━━━ Records for this exercise
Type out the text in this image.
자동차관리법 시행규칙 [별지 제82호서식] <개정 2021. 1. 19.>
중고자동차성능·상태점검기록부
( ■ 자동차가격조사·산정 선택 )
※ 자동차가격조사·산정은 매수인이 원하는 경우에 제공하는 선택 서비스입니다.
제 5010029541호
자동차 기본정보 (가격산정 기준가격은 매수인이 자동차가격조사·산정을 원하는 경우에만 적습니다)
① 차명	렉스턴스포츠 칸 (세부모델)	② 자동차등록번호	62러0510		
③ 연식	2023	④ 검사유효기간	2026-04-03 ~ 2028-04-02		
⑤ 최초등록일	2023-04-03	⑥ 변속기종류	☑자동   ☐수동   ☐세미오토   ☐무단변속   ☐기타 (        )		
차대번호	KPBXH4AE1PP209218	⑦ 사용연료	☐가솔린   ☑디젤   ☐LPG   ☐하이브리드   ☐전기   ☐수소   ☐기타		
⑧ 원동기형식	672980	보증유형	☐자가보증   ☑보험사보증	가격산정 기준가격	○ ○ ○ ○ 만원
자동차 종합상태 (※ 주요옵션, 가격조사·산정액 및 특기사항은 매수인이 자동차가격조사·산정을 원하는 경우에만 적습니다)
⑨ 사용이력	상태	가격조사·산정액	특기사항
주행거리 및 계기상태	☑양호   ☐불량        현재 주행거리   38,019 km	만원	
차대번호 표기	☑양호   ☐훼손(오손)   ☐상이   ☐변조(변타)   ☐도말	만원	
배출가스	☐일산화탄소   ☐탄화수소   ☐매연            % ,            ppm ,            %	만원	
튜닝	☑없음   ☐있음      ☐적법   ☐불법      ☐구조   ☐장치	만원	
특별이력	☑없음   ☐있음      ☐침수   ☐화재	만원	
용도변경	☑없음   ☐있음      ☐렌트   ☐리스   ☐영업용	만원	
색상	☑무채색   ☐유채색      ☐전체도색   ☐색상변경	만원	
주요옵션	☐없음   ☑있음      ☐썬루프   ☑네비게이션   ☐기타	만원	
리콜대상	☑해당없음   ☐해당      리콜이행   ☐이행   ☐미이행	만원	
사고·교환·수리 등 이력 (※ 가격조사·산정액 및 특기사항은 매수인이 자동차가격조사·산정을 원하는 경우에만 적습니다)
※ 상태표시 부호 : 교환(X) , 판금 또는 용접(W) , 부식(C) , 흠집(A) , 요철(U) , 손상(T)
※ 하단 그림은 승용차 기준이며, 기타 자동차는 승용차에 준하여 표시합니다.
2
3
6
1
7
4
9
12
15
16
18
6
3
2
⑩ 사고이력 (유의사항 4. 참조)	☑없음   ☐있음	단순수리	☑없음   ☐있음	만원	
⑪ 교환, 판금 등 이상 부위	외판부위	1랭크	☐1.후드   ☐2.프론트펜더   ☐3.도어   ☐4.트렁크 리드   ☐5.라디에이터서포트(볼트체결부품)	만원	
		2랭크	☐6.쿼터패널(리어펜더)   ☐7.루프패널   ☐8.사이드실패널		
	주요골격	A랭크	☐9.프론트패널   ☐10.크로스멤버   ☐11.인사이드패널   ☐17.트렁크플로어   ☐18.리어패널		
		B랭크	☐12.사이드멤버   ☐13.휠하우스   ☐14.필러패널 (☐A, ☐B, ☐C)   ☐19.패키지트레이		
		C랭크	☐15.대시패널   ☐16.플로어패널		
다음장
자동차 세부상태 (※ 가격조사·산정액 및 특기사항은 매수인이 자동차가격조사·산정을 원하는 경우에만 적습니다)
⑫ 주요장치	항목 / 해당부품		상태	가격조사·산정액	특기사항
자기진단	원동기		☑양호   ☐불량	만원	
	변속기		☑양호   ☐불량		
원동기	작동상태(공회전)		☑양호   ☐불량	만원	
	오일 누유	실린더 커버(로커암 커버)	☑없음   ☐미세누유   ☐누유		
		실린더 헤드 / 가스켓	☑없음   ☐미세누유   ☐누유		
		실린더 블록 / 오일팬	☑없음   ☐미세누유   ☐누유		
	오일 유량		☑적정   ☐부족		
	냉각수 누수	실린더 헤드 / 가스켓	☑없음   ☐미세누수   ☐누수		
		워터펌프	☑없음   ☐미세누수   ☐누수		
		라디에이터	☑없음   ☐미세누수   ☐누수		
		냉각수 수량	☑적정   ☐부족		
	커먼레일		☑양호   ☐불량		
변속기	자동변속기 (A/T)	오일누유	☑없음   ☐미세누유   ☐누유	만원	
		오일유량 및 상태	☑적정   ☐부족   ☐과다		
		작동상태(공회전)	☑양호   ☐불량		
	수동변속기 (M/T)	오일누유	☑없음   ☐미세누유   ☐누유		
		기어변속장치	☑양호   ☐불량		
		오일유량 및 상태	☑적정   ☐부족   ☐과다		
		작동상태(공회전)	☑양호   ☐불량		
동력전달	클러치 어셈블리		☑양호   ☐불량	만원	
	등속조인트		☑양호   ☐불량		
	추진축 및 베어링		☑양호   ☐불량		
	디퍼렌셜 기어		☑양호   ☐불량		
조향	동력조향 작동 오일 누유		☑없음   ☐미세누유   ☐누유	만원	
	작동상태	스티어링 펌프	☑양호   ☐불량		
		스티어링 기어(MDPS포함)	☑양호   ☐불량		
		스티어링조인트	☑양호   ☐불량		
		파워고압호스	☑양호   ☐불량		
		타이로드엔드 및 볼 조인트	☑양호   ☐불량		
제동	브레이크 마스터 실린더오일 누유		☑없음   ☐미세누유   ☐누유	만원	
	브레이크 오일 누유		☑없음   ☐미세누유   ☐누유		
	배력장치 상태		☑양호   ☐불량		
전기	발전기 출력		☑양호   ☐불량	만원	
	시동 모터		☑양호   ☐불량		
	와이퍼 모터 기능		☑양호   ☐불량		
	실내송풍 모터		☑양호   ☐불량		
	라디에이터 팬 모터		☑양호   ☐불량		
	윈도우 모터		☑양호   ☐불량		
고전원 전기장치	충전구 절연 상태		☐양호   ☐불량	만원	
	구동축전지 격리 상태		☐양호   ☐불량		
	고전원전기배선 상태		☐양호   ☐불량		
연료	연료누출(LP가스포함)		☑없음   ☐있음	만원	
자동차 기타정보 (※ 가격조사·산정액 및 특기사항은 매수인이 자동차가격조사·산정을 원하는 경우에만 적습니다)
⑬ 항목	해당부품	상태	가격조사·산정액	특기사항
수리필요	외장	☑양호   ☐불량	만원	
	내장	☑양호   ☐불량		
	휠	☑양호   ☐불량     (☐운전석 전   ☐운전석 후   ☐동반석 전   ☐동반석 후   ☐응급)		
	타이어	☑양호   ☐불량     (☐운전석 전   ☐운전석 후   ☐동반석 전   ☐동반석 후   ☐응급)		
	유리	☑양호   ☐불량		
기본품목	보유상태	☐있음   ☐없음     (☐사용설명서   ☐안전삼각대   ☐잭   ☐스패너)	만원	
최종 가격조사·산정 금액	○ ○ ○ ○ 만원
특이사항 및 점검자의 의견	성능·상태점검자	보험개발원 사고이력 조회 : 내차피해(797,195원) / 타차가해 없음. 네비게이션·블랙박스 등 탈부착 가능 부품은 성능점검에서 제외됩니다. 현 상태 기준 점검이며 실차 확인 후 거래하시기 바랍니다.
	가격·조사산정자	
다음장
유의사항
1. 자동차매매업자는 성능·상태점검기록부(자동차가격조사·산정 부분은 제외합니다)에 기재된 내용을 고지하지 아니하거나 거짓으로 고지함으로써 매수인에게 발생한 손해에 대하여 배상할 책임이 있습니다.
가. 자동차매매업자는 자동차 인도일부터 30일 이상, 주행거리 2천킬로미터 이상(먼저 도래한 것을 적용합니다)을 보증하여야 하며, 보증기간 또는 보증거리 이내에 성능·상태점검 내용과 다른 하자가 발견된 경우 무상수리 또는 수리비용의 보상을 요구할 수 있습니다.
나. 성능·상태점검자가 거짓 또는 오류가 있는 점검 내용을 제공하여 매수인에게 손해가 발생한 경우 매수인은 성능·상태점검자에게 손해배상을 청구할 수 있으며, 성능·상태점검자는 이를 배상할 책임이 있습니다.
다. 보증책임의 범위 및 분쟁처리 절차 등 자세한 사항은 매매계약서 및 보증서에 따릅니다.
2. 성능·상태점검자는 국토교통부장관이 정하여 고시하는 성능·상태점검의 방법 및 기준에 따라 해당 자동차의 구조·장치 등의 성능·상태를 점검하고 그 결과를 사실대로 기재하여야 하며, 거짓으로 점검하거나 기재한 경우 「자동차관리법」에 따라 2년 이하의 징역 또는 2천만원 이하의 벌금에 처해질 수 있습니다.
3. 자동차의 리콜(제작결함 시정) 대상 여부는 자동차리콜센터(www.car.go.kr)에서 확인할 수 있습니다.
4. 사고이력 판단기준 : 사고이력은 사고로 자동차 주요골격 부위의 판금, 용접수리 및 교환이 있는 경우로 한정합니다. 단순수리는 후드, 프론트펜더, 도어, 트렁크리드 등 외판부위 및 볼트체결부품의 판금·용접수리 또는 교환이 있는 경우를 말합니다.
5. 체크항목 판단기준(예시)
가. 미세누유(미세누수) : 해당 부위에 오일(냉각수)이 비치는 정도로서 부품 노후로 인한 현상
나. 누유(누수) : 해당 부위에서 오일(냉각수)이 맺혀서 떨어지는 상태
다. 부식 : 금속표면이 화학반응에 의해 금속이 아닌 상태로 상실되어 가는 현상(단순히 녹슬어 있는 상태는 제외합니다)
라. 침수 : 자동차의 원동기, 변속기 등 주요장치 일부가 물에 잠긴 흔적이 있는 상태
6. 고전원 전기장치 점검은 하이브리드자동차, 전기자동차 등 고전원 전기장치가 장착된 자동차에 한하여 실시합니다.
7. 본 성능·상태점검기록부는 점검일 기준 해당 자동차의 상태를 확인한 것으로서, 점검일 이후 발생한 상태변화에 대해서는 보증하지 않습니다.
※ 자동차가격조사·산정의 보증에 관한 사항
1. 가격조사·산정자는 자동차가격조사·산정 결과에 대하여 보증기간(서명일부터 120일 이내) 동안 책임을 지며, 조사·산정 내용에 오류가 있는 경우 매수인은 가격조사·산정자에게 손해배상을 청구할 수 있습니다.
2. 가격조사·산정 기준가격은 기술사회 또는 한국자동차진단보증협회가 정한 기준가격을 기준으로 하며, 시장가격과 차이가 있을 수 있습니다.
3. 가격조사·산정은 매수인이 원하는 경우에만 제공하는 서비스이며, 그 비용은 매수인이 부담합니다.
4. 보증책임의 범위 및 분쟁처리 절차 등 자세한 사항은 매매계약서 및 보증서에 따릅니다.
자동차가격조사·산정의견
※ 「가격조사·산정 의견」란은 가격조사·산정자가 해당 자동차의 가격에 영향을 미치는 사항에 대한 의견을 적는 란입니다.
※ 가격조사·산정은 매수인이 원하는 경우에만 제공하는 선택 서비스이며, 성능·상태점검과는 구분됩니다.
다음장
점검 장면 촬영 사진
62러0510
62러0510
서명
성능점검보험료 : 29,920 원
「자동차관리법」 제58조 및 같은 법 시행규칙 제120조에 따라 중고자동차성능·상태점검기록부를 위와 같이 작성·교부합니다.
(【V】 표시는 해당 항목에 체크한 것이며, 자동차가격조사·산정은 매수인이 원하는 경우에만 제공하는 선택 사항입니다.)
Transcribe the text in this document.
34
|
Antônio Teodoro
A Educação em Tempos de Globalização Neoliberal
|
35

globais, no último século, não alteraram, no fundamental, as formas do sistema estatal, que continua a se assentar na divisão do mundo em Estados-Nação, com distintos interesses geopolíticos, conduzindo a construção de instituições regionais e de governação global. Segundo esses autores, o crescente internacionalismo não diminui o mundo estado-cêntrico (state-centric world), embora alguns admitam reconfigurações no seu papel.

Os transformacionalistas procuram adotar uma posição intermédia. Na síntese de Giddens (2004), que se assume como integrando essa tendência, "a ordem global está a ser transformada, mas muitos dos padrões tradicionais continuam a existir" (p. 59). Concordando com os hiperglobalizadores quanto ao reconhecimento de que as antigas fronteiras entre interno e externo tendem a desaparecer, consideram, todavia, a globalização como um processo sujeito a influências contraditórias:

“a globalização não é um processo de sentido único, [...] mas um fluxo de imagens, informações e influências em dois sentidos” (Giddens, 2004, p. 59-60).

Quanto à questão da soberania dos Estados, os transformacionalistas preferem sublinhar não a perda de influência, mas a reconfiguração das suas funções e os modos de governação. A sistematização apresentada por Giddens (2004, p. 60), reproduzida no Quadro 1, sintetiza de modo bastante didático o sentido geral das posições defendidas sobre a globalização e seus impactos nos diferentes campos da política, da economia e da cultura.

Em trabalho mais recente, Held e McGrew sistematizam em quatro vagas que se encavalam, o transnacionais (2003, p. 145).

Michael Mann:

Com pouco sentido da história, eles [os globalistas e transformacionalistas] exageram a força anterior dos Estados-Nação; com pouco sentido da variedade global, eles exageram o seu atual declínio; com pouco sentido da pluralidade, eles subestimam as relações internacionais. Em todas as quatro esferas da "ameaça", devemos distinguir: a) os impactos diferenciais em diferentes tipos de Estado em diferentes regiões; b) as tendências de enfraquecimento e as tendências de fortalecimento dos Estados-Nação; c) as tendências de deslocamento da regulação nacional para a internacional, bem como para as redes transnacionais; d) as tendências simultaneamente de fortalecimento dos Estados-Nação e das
━━━━━━
[Exercise] Work out how many lines in the records above contain the word "impactos", and give only that number.

[Response to the task] 2